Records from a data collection

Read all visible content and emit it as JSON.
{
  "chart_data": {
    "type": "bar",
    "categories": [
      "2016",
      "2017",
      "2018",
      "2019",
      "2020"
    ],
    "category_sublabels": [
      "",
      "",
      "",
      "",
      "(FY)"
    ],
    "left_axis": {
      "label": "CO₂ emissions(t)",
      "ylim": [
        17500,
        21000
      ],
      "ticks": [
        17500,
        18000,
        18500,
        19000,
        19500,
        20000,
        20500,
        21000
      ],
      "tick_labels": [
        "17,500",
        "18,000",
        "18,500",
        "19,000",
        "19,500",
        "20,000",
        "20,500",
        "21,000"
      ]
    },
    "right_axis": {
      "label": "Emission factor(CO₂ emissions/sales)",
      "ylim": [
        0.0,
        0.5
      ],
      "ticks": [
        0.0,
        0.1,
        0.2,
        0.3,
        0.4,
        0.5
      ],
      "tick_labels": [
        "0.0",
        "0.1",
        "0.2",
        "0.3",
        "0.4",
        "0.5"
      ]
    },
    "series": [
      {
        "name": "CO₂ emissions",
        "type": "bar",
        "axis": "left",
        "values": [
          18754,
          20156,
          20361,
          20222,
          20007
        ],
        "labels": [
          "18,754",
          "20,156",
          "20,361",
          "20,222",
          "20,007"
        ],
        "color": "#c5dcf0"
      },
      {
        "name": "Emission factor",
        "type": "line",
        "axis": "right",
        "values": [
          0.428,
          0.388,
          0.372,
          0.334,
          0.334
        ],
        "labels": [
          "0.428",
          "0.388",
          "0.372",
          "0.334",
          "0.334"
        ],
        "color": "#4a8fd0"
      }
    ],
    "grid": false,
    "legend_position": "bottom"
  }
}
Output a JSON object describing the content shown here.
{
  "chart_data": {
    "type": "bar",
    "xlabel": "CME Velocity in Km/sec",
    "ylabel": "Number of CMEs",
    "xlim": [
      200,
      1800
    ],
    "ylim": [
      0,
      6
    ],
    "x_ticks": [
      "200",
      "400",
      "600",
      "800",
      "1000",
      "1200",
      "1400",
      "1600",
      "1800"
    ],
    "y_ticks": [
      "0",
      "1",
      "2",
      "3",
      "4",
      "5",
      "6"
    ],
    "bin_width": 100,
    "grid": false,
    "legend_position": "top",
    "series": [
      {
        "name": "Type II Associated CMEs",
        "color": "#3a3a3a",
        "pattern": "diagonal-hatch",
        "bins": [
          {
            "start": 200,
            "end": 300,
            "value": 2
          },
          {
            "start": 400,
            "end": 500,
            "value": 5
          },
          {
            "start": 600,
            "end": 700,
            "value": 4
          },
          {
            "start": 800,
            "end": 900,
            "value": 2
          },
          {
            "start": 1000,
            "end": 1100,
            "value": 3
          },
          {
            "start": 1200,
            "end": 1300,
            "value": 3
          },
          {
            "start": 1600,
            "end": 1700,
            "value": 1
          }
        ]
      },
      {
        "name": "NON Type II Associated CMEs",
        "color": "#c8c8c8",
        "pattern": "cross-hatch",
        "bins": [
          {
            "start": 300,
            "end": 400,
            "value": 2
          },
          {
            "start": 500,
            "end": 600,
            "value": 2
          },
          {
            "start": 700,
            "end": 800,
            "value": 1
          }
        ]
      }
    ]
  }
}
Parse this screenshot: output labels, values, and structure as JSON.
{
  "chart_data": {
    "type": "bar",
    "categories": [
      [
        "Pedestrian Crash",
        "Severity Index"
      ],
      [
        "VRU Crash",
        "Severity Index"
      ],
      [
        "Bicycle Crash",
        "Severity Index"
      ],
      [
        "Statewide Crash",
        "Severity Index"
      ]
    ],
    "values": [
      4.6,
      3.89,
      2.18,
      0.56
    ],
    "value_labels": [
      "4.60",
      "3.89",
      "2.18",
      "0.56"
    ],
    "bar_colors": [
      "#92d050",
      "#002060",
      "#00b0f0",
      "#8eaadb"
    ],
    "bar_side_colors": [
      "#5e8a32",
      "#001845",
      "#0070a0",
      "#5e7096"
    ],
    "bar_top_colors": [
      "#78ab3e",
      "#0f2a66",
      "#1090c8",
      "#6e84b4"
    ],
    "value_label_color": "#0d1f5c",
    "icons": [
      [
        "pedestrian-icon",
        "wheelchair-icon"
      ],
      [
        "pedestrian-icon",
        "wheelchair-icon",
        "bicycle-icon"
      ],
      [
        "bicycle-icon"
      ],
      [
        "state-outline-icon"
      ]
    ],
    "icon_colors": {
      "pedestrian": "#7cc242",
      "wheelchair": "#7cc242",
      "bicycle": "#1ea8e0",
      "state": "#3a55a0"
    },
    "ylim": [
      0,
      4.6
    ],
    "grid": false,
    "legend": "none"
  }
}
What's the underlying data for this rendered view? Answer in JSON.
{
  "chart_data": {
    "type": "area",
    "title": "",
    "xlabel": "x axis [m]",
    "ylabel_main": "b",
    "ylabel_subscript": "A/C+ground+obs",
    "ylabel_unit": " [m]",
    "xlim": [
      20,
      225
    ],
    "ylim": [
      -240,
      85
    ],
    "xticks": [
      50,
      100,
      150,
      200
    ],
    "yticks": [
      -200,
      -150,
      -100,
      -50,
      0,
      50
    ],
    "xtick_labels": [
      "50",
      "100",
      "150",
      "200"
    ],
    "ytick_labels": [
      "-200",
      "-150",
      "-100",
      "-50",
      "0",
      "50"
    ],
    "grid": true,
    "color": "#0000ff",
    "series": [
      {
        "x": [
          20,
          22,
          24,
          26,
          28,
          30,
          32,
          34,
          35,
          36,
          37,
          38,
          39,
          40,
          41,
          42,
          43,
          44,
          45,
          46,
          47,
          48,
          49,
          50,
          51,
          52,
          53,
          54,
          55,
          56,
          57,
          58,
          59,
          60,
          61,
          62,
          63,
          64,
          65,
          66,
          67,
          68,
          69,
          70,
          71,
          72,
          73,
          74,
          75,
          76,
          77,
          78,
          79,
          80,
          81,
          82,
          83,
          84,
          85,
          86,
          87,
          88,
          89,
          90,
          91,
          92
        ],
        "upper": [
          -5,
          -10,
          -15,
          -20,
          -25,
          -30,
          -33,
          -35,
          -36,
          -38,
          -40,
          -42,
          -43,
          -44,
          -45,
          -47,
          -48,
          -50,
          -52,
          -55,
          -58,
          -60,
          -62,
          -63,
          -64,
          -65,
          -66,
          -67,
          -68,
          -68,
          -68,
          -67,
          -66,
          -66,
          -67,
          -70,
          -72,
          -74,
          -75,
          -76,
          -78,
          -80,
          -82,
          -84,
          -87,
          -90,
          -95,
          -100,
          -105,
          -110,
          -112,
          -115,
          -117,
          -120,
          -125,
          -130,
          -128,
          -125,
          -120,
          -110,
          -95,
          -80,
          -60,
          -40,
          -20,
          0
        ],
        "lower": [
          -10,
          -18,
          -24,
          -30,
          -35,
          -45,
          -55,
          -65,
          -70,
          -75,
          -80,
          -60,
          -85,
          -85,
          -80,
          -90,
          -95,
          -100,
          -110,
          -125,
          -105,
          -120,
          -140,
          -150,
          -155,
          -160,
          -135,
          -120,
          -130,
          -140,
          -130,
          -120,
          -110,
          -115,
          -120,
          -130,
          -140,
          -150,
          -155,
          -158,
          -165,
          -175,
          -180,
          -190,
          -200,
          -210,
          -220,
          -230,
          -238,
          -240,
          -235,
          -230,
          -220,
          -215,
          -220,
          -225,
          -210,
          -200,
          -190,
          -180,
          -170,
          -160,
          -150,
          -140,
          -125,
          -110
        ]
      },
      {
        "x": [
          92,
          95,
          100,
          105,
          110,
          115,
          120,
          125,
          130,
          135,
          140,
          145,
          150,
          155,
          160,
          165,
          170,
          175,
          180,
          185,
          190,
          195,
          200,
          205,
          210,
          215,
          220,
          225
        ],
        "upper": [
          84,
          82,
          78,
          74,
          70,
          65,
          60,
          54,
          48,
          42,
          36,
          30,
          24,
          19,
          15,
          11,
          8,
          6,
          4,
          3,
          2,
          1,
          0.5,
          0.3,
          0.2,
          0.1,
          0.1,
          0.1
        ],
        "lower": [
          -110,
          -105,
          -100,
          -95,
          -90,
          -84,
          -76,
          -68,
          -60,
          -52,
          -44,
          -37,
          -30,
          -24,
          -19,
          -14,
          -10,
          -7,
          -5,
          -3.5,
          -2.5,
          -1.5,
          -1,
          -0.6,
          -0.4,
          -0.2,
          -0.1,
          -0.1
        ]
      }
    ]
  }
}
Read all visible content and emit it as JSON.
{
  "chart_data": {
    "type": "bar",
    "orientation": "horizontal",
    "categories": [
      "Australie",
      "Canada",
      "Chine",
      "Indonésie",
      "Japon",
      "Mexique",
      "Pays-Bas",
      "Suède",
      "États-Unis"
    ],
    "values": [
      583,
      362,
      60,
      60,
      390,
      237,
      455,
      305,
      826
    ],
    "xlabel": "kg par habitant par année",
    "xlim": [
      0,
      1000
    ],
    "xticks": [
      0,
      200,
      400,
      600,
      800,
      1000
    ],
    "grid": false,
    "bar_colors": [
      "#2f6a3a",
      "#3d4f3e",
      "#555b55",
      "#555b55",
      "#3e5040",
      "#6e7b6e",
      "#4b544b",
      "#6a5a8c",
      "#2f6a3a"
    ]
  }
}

Brief: In the records above, locate each line with the word "Crash". Copy all such lines.

Complete response:
        "Pedestrian Crash",
        "VRU Crash",
        "Bicycle Crash",
        "Statewide Crash",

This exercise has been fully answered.